"Our AI is 99% accurate."

Every time you see this in a trading service's marketing, the same thing is happening behind it: someone has either changed the definition of "accurate" until it means nothing, or they're lying outright. Both are common.

This post is about why a real model — even a great one — can't honestly claim 99% accuracy on trading signals.

The math problem

A trading signal is profitable when, in expectation, the wins outweigh the losses. The formula is:

Expectancy = (Win Rate × Average Winner) − (Loss Rate × Average Loser)

A signal with 99% win rate at 1:1 R:R has expectancy of ~0.98R per trade — fantastic. Multiply by 100 trades a year and you'd 100x your account.

This level of edge does not exist in liquid markets. If it did, it would be arbitraged out within hours. Hedge funds spending hundreds of millions on infrastructure can't reliably hit 60% win rate at 1:2 R:R. A retail signal service is not going to beat them.

So when someone claims 99%, one of three things is true:

Option 1: they're playing definition games. They're calling a trade "accurate" if it ever ticks 0.1% in their direction before reversing. By that definition, almost any signal in any volatile market is "accurate" at some point.

Option 2: they're cherry-picking the timeframe. "99% accurate over the last week" — sure, in a strong trend, almost any LONG signal works. The 99% number doesn't survive a regime change.

Option 3: they're outright lying. They've never tracked their actual results. They invented the number.

In all three cases, the claim tells you the service is selling marketing, not edge.

Why honest models cap their confidence

The TradeVelocity engine caps confidence at 90% by design. Every signal — even the highest-grade A+ — is labeled with confidence ≤ 90%, never higher.

Why?

Because no model is ever truly 100% sure. A model that claims 99% certainty has either underfit (it's missing something important) or overfit (it's memorized the training data and will fail on new market conditions). Either way, the high-confidence number is a sign of poor calibration, not strong edge.

A well-calibrated model does the opposite: it acknowledges uncertainty. When our engine says 90% confidence on an A+ signal, we mean: in the long run, about 9 out of 10 of these trades will work. That implies 1 out of 10 will fail — and that's not a bug, it's the honest expectation.

The losing trades are not anomalies. They are the price of having a real edge.

The marketing lie costs traders money

The reason this matters isn't pedantic — it's that "99% accurate" claims directly cause new traders to size up their positions beyond what they can afford to lose.

The thinking is: "if it's 99% accurate, I can risk 10% per trade — I'll only lose 1 in 100." So they put 10% of their account on a single signal. The 1-in-100 loss happens on trade 8. Their account is down 10%. They double down to "make it back." The next loss takes them to 35% drawdown. They quit.

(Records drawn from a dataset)
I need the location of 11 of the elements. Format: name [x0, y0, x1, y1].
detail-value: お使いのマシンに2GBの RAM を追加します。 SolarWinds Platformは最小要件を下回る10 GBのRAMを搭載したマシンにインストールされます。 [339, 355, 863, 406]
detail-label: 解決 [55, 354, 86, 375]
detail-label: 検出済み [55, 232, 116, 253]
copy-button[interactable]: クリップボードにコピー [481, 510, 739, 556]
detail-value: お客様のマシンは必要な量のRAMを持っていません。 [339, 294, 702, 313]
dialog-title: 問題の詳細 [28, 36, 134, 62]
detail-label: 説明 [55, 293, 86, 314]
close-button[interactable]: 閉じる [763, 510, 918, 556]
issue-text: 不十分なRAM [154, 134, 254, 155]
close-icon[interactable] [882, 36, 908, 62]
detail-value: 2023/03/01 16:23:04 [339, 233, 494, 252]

● **WORK REQUEST 1**:
According to the trading-signal post, what is the highest confidence the TradeVelocity engine will put on a signal?
● **WORK REQUEST 2**:
Please translate this sentence from the trading-signal post into Spanish: "The losing trades are not anomalies."
● **WORK REQUEST 3**:
Pick up the trading-signal post right after its last sentence and keep writing.

● **RESPONSE AREA 1**:
90%

● **RESPONSE AREA 2**:
Las operaciones perdedoras no son anomalías.

● **RESPONSE AREA 3**:
The advertised 99% caused the over-sizing. The over-sizing caused the blow-up. The signal service blames the trader for "not following our risk management" — but their marketing literally caused the risk-management failure.

A trader who knew the real win rate (say, 60%) would have sized at 1-2% per trade. Same losing streak, much smaller drawdown, account survives, edge has time to play out.

How to read confidence numbers correctly

A well-published confidence number tells you two things:

  1. Roughly how often the signal works in the long run.
  2. How aggressively to size your position.

A 90% confidence signal at 1:2 R:R is structurally better than a 70% signal at 1:1 R:R, but both might be profitable. You shouldn't size them identically.

Conversely, a 99% claim with no R:R disclosure tells you nothing useful — and is probably wrong about the 99% anyway.

What to do when you see "99% accurate"

Three steps:

  1. Ask for the trade history. If they can't show every trade, the 99% is a marketing number.
  2. Ask for the R:R. "99% accurate at 1:0.2 R:R" loses money — high accuracy with tiny winners and huge losers is the most common scam pattern.
  3. Ask what their worst week was. If their answer is "we don't have losing weeks," they're lying. If they have a real number, they have a real edge.

The legitimate services say: "Past performance doesn't guarantee future results. Trading involves risk. We have an honest 60-70% win rate at 1:2 R:R and that produces positive expectancy over many trades — but individual trades can absolutely lose."

That's not exciting marketing. It's also the truth. The exciting marketing is the lie.

Where TradeVelocity stands

Our confidence is capped at 90%. Always. Even on A+ grade signals.

Our published performance page shows every closed trade with a 24-hour delay — including losses. The cumulative R curve has visible drawdowns. The win rate is transparently calculated.

We don't claim 99% accuracy because no honest model can. The fact that we cap at 90% is the reason you should trust the rest of our numbers.